= Description of the task =
Copy all the material that follows, keeping every character the same.

Figure record listings:
# # #
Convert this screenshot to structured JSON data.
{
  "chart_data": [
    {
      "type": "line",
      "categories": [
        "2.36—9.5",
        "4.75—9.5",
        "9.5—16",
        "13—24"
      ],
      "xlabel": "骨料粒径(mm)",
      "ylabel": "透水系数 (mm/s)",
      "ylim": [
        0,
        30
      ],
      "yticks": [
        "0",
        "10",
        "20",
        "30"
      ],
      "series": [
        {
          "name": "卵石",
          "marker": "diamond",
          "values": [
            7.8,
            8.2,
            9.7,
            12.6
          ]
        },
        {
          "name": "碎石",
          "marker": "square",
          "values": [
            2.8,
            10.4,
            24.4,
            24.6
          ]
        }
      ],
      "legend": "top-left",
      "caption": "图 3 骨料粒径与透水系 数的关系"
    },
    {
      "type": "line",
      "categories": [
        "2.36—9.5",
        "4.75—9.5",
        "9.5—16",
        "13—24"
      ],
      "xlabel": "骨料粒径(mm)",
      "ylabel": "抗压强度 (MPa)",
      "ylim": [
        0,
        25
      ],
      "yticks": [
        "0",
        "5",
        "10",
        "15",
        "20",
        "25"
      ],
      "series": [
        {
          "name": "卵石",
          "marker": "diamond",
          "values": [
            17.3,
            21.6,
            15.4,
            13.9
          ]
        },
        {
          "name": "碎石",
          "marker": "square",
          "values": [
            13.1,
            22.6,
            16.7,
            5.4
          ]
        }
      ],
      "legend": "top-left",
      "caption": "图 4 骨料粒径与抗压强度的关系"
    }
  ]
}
# # #
= Response below =
Convert this screenshot to structured JSON data.
{
  "chart_data": [
    {
      "type": "line",
      "categories": [
        "2.36—9.5",
        "4.75—9.5",
        "9.5—16",
        "13—24"
      ],
      "xlabel": "骨料粒径(mm)",
      "ylabel": "透水系数 (mm/s)",
      "ylim": [
        0,
        30
      ],
      "yticks": [
        "0",
        "10",
        "20",
        "30"
      ],
      "series": [
        {
          "name": "卵石",
          "marker": "diamond",
          "values": [
            7.8,
            8.2,
            9.7,
            12.6
          ]
        },
        {
          "name": "碎石",
          "marker": "square",
          "values": [
            2.8,
            10.4,
            24.4,
            24.6
          ]
        }
      ],
      "legend": "top-left",
      "caption": "图 3 骨料粒径与透水系 数的关系"
    },
    {
      "type": "line",
      "categories": [
        "2.36—9.5",
        "4.75—9.5",
        "9.5—16",
        "13—24"
      ],
      "xlabel": "骨料粒径(mm)",
      "ylabel": "抗压强度 (MPa)",
      "ylim": [
        0,
        25
      ],
      "yticks": [
        "0",
        "5",
        "10",
        "15",
        "20",
        "25"
      ],
      "series": [
        {
          "name": "卵石",
          "marker": "diamond",
          "values": [
            17.3,
            21.6,
            15.4,
            13.9
          ]
        },
        {
          "name": "碎石",
          "marker": "square",
          "values": [
            13.1,
            22.6,
            16.7,
            5.4
          ]
        }
      ],
      "legend": "top-left",
      "caption": "图 4 骨料粒径与抗压强度的关系"
    }
  ]
}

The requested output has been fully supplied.